Your instructions:
Please decide whether each statement below agrees with the post on robot planning, and answer yes or no with the deciding words from the post quoted exactly.
1. A planner needs an initial state of the world, a desired end state, and a set of rules.
2. In the egg-frying example, the planner keeps the rule "to water plants."
3. This post centers on inverse kinematics.

Text segment:
━━━━━━━━━━━━━━━━━━━━━━━━━━━━━━

GSoC, Symbolic planning techniques for recognizing objects domestic

#6

grasping object

Grasping object : This post will describe the planning system that implements Robocomp in order to provide to the robot a full functionality. In order for a robot be able to carry out a mission as “take the cup from the table and take it to the kitchen,” it needs something that in robotics calls planner. In this post we move away the issue of inverse kinematics and we dive into the field of artificial intelligence, making a slight revision of existing planners and delving into the planner using robocomp.

###Planning

As the name suggests, the planning is to generate plans. Plans to be executed by a robot in order to reach a goal. These objectives are often complex and require the execution of a series of steps that must be organized in the best possible manner to achieve the objective with an effort and within a reasonable time.

In order for a planner can build a series of plans, it needs an initial state of the world, a desired end state (or several) and a set of rules. For example, take the objective of frying an egg. We start with an initial world consisting of a kitchen with the necessary elements: an egg with a dozen eggs, a can of oil, a frying pan, a slotted spoon, a plate and a stove. And we have a set of rules, like to pour oil, to water plants, to crack egg, to stir, to serve, to light fire and to put the fire out. The duty of the planner is to select and order those rules that allow us to go from the initial state of the world (with raw eggs) to the final state in which a fried egg is served on a plate. Thus, the planner would eliminate the rule of “to water plants”, and would order the rest of rules as follows:

  1. to light fire: in order to light the stove.

━━━━━━━━━━━━━━━━━━━━━━━━━━━━━━

Data section:
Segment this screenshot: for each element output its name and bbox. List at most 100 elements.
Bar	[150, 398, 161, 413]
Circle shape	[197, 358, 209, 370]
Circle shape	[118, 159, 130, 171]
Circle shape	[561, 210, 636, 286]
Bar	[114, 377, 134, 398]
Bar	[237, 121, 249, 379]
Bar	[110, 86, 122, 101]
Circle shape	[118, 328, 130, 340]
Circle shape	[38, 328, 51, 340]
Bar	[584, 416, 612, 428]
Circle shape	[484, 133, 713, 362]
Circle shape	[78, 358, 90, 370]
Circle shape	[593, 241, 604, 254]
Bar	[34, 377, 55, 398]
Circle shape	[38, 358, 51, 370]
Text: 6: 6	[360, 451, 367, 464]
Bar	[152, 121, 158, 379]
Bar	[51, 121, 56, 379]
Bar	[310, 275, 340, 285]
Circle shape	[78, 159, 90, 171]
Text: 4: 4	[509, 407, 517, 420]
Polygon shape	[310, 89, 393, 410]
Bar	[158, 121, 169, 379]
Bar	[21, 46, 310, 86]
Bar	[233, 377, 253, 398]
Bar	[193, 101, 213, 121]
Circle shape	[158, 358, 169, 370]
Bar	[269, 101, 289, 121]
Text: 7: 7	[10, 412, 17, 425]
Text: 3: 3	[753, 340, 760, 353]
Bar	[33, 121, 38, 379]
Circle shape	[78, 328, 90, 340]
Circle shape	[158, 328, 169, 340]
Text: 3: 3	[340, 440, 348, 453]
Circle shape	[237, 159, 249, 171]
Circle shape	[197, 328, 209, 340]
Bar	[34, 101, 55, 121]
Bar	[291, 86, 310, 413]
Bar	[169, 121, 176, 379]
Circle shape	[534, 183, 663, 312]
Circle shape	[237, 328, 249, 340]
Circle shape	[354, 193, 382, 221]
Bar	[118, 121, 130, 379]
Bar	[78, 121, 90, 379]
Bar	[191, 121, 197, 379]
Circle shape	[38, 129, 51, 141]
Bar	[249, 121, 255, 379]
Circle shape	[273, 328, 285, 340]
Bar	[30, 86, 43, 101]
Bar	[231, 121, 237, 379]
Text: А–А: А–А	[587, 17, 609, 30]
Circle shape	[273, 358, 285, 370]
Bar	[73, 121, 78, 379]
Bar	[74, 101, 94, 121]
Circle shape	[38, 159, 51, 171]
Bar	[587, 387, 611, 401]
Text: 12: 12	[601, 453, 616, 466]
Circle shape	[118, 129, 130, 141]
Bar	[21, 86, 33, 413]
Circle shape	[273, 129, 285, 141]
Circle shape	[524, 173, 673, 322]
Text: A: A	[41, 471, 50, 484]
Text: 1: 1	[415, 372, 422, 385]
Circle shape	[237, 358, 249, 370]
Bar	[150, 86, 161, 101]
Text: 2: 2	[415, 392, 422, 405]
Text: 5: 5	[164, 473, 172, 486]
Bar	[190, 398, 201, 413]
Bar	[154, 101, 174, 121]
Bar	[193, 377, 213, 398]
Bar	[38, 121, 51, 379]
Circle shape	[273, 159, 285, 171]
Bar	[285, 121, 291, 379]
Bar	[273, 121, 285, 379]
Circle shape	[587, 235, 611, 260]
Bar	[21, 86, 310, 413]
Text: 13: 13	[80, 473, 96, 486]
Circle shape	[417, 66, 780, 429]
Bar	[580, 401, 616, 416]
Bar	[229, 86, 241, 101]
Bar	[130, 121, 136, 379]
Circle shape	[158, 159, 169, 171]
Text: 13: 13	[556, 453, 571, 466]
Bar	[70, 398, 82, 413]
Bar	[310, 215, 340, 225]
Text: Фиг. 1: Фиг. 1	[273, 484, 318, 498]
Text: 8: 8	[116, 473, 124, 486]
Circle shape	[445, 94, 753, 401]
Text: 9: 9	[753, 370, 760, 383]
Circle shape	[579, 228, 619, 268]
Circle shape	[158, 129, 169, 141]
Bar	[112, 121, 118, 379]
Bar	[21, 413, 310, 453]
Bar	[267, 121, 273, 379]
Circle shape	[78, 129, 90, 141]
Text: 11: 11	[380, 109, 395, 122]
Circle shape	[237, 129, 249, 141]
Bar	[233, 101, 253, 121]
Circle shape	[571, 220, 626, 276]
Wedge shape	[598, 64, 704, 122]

━━━━━━━━━━━━━━━━━━━━━━━━━━━━━━

Result for this task:
1. Yes: "it needs an initial state of the world, a desired end state (or several) and a set of rules"
2. No: "the planner would eliminate the rule of “to water plants”"
3. No: "In this post we move away the issue of inverse kinematics"